Reading text:
Daily Archives: 13 July 2014

Religion Sparked the Crimean War

From The Crimean War: A History, by Orlando Figes (Metropolitan, 2011), Kindle Loc. 260-275:

In August 1851 the French formed a joint commission with the Turks to discuss the issue of religious rights. The commission dragged on inconclusively as the Turks carefully weighed up the competing Greek and Latin claims. Before its work could be completed, La Valette proclaimed that the Latin right was ‘clearly established’, meaning that there was no need for the negotiations to go on. He talked of France ‘being justified in a recourse to extreme measures’ to support the Latin right, and boasted of ‘her superior naval forces in the Mediterranean’ as a means of enforcing French interests.

Exercise instructions:
[1] Retype the Crimean War passage word for word, everything from "Daily Archives: 13" down to "enforcing French interests.".
[2] Echo the saved entries verbatim, everything from their first line down to the line containing "step-adjust-screws bbox=[41, 1131, 561, 1181]", with both ends included.
The Crimean War passage and the saved entries were taken from unrelated sources.

Saved entries:

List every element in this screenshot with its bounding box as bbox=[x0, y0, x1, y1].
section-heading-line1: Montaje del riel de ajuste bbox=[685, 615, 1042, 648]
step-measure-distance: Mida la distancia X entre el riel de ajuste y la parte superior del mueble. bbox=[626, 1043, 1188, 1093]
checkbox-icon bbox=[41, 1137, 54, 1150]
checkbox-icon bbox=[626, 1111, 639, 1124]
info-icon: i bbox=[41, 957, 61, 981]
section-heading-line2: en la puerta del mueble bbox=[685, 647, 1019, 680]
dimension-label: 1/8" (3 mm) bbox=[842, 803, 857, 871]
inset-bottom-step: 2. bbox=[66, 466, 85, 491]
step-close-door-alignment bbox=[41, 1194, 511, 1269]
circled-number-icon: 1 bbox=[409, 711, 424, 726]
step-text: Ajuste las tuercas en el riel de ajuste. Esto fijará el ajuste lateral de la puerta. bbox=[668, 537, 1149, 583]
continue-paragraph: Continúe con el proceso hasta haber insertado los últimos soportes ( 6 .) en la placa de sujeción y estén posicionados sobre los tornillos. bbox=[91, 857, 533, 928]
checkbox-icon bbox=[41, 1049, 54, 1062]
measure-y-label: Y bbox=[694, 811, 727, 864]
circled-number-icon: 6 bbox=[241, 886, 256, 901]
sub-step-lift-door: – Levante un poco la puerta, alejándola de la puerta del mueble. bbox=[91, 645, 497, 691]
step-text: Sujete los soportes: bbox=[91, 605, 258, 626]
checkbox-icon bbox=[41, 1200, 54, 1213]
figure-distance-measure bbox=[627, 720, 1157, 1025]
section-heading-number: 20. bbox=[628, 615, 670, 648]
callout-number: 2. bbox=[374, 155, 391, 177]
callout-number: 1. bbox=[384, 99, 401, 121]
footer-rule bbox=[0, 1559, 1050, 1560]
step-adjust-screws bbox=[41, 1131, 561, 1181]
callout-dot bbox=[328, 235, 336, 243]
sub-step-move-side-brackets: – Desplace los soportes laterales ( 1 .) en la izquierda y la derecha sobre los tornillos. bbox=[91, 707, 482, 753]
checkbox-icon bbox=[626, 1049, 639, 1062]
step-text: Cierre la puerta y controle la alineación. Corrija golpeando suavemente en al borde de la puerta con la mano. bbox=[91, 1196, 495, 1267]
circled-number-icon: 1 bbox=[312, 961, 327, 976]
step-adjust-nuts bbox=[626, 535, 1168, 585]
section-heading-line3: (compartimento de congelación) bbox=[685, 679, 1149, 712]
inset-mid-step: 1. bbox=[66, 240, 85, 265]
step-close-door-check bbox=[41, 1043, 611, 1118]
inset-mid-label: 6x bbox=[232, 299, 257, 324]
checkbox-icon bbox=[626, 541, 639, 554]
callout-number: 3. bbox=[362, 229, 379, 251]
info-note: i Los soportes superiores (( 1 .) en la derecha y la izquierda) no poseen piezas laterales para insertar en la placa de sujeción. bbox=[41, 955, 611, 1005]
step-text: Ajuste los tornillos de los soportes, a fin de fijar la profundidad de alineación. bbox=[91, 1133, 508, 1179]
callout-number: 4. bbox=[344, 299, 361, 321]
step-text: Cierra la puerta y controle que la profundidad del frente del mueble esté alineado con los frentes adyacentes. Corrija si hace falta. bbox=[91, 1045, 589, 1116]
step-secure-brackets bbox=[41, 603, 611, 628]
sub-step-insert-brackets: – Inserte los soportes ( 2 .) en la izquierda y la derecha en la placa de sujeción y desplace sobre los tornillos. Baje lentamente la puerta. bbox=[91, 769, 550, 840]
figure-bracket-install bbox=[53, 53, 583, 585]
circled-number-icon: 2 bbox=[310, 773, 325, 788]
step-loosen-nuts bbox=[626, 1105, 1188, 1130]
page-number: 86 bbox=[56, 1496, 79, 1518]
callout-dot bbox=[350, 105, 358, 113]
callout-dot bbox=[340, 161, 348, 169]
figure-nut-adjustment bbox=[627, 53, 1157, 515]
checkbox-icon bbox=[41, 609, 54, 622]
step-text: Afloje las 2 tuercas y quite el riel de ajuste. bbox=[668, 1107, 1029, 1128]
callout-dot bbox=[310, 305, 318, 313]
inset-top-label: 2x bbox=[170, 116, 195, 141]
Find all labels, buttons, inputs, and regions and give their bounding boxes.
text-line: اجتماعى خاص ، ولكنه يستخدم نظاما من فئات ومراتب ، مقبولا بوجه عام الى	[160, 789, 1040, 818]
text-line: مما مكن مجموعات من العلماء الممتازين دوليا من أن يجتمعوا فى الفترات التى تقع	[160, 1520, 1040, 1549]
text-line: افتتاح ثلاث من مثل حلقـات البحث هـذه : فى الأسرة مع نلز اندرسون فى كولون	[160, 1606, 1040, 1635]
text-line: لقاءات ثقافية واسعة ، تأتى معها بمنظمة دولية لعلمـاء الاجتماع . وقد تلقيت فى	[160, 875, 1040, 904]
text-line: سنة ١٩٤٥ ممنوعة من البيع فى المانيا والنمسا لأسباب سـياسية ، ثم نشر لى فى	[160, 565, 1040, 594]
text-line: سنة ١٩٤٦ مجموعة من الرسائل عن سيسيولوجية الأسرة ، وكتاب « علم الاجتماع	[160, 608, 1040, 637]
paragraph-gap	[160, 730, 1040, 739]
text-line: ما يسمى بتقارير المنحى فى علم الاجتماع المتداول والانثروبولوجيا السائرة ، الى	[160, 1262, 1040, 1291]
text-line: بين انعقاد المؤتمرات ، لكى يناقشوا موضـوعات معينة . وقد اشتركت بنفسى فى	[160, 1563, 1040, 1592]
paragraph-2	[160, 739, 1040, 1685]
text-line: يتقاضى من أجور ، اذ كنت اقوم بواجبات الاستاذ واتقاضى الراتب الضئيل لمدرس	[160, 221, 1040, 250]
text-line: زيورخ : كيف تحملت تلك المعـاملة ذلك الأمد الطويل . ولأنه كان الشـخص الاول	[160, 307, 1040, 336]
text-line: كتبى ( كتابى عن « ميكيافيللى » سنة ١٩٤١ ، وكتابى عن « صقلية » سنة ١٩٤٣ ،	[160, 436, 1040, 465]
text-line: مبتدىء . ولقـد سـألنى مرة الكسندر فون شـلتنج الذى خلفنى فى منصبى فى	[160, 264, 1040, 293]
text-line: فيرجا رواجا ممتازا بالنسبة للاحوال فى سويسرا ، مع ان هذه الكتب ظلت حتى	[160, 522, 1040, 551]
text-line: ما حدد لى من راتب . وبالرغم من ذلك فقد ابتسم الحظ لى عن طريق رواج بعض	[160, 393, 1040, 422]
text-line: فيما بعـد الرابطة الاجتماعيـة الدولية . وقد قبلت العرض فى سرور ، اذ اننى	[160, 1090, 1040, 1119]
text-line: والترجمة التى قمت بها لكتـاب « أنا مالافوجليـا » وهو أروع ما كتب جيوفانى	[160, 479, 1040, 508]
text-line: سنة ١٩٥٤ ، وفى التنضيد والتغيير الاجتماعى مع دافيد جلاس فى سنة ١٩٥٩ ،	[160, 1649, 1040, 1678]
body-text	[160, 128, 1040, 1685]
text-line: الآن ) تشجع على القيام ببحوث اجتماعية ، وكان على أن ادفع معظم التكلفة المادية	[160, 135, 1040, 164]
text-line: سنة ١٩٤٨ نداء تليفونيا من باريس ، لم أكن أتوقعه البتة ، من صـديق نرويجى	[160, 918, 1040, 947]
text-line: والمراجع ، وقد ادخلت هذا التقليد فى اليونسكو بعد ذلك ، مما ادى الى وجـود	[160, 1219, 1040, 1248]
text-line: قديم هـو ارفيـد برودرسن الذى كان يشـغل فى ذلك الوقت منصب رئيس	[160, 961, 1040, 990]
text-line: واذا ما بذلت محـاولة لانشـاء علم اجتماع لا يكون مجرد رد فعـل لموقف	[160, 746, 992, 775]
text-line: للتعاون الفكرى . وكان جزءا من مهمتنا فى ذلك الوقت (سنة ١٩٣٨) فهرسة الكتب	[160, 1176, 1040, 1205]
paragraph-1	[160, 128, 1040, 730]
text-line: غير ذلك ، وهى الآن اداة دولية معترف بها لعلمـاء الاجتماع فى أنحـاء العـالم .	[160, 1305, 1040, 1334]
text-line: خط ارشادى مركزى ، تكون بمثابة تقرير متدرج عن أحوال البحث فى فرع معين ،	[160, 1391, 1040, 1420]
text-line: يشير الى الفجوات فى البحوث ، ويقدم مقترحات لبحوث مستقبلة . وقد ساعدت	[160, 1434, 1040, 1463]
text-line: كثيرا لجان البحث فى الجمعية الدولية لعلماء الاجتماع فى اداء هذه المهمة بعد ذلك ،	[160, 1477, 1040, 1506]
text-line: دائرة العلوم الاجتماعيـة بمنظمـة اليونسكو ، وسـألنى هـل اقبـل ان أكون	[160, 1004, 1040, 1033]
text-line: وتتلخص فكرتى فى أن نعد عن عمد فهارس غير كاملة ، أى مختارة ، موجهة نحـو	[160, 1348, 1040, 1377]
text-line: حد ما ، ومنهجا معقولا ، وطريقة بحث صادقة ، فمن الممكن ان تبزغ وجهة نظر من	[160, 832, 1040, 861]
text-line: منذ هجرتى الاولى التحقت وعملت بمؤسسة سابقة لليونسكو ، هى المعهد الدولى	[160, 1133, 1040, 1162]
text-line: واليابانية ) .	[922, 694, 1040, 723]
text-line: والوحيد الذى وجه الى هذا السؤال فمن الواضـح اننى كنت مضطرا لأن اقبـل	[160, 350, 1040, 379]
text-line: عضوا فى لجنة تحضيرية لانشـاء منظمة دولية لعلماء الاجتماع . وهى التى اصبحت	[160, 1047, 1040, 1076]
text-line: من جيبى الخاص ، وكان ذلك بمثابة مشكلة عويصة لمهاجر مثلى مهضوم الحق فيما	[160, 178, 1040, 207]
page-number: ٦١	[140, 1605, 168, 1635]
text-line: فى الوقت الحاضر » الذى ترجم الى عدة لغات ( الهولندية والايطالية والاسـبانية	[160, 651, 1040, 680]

Results:
[1]
Daily Archives: 13 July 2014

Religion Sparked the Crimean War

From The Crimean War: A History, by Orlando Figes (Metropolitan, 2011), Kindle Loc. 260-275:

In August 1851 the French formed a joint commission with the Turks to discuss the issue of religious rights. The commission dragged on inconclusively as the Turks carefully weighed up the competing Greek and Latin claims. Before its work could be completed, La Valette proclaimed that the Latin right was ‘clearly established’, meaning that there was no need for the negotiations to go on. He talked of France ‘being justified in a recourse to extreme measures’ to support the Latin right, and boasted of ‘her superior naval forces in the Mediterranean’ as a means of enforcing French interests.

[2]
List every element in this screenshot with its bounding box as bbox=[x0, y0, x1, y1].
section-heading-line1: Montaje del riel de ajuste bbox=[685, 615, 1042, 648]
step-measure-distance: Mida la distancia X entre el riel de ajuste y la parte superior del mueble. bbox=[626, 1043, 1188, 1093]
checkbox-icon bbox=[41, 1137, 54, 1150]
checkbox-icon bbox=[626, 1111, 639, 1124]
info-icon: i bbox=[41, 957, 61, 981]
section-heading-line2: en la puerta del mueble bbox=[685, 647, 1019, 680]
dimension-label: 1/8" (3 mm) bbox=[842, 803, 857, 871]
inset-bottom-step: 2. bbox=[66, 466, 85, 491]
step-close-door-alignment bbox=[41, 1194, 511, 1269]
circled-number-icon: 1 bbox=[409, 711, 424, 726]
step-text: Ajuste las tuercas en el riel de ajuste. Esto fijará el ajuste lateral de la puerta. bbox=[668, 537, 1149, 583]
continue-paragraph: Continúe con el proceso hasta haber insertado los últimos soportes ( 6 .) en la placa de sujeción y estén posicionados sobre los tornillos. bbox=[91, 857, 533, 928]
checkbox-icon bbox=[41, 1049, 54, 1062]
measure-y-label: Y bbox=[694, 811, 727, 864]
circled-number-icon: 6 bbox=[241, 886, 256, 901]
sub-step-lift-door: – Levante un poco la puerta, alejándola de la puerta del mueble. bbox=[91, 645, 497, 691]
step-text: Sujete los soportes: bbox=[91, 605, 258, 626]
checkbox-icon bbox=[41, 1200, 54, 1213]
figure-distance-measure bbox=[627, 720, 1157, 1025]
section-heading-number: 20. bbox=[628, 615, 670, 648]
callout-number: 2. bbox=[374, 155, 391, 177]
callout-number: 1. bbox=[384, 99, 401, 121]
footer-rule bbox=[0, 1559, 1050, 1560]
step-adjust-screws bbox=[41, 1131, 561, 1181]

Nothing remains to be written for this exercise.